+++ Exercise inputs
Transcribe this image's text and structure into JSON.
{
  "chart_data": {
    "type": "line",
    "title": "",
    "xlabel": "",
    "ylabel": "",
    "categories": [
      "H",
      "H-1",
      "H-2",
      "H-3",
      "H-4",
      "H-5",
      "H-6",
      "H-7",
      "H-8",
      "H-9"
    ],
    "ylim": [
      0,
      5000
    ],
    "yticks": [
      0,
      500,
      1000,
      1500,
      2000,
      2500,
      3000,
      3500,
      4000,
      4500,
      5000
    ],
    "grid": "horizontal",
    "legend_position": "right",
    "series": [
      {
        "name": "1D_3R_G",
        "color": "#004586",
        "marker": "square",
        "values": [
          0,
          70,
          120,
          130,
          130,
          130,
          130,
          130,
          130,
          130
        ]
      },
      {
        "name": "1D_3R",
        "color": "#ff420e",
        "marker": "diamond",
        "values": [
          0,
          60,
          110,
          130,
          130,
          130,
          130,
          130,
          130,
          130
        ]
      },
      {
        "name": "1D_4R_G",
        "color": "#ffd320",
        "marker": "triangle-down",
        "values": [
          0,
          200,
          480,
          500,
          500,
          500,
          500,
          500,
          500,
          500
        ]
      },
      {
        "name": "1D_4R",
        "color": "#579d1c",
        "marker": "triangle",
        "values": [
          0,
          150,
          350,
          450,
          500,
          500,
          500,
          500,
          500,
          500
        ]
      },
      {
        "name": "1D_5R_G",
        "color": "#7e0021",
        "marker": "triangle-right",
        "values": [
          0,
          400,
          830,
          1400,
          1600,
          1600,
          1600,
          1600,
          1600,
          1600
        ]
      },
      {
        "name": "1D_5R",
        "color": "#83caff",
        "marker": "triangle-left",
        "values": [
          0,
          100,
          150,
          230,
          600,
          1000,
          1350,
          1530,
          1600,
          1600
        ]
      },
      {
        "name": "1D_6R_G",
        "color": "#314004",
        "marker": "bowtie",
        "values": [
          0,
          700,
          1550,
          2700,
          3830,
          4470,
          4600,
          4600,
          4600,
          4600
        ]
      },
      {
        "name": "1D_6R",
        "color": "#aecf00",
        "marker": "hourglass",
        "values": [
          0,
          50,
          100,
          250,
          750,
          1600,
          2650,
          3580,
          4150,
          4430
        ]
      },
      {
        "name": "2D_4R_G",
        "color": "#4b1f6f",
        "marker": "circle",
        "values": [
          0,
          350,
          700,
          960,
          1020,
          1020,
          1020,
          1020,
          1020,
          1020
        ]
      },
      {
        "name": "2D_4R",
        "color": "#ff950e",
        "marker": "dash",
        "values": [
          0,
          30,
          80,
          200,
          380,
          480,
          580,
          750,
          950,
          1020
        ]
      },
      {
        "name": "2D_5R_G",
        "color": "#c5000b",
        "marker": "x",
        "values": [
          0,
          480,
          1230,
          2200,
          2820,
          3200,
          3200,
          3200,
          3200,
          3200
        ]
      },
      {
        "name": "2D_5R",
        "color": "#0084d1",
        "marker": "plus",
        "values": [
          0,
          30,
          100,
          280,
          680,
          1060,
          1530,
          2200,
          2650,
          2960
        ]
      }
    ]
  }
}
++++++
Your task: Repeat the data exactly. Leave nothing out.

Exercise result:
Transcribe this image's text and structure into JSON.
{
  "chart_data": {
    "type": "line",
    "title": "",
    "xlabel": "",
    "ylabel": "",
    "categories": [
      "H",
      "H-1",
      "H-2",
      "H-3",
      "H-4",
      "H-5",
      "H-6",
      "H-7",
      "H-8",
      "H-9"
    ],
    "ylim": [
      0,
      5000
    ],
    "yticks": [
      0,
      500,
      1000,
      1500,
      2000,
      2500,
      3000,
      3500,
      4000,
      4500,
      5000
    ],
    "grid": "horizontal",
    "legend_position": "right",
    "series": [
      {
        "name": "1D_3R_G",
        "color": "#004586",
        "marker": "square",
        "values": [
          0,
          70,
          120,
          130,
          130,
          130,
          130,
          130,
          130,
          130
        ]
      },
      {
        "name": "1D_3R",
        "color": "#ff420e",
        "marker": "diamond",
        "values": [
          0,
          60,
          110,
          130,
          130,
          130,
          130,
          130,
          130,
          130
        ]
      },
      {
        "name": "1D_4R_G",
        "color": "#ffd320",
        "marker": "triangle-down",
        "values": [
          0,
          200,
          480,
          500,
          500,
          500,
          500,
          500,
          500,
          500
        ]
      },
      {
        "name": "1D_4R",
        "color": "#579d1c",
        "marker": "triangle",
        "values": [
          0,
          150,
          350,
          450,
          500,
          500,
          500,
          500,
          500,
          500
        ]
      },
      {
        "name": "1D_5R_G",
        "color": "#7e0021",
        "marker": "triangle-right",
        "values": [
          0,
          400,
          830,
          1400,
          1600,
          1600,
          1600,
          1600,
          1600,
          1600
        ]
      },
      {
        "name": "1D_5R",
        "color": "#83caff",
        "marker": "triangle-left",
        "values": [
          0,
          100,
          150,
          230,
          600,
          1000,
          1350,
          1530,
          1600,
          1600
        ]
      },
      {
        "name": "1D_6R_G",
        "color": "#314004",
        "marker": "bowtie",
        "values": [
          0,
          700,
          1550,
          2700,
          3830,
          4470,
          4600,
          4600,
          4600,
          4600
        ]
      },
      {
        "name": "1D_6R",
        "color": "#aecf00",
        "marker": "hourglass",
        "values": [
          0,
          50,
          100,
          250,
          750,
          1600,
          2650,
          3580,
          4150,
          4430
        ]
      },
      {
        "name": "2D_4R_G",
        "color": "#4b1f6f",
        "marker": "circle",
        "values": [
          0,
          350,
          700,
          960,
          1020,
          1020,
          1020,
          1020,
          1020,
          1020
        ]
      },
      {
        "name": "2D_4R",
        "color": "#ff950e",
        "marker": "dash",
        "values": [
          0,
          30,
          80,
          200,
          380,
          480,
          580,
          750,
          950,
          1020
        ]
      },
      {
        "name": "2D_5R_G",
        "color": "#c5000b",
        "marker": "x",
        "values": [
          0,
          480,
          1230,
          2200,
          2820,
          3200,
          3200,
          3200,
          3200,
          3200
        ]
      },
      {
        "name": "2D_5R",
        "color": "#0084d1",
        "marker": "plus",
        "values": [
          0,
          30,
          100,
          280,
          680,
          1060,
          1530,
          2200,
          2650,
          2960
        ]
      }
    ]
  }
}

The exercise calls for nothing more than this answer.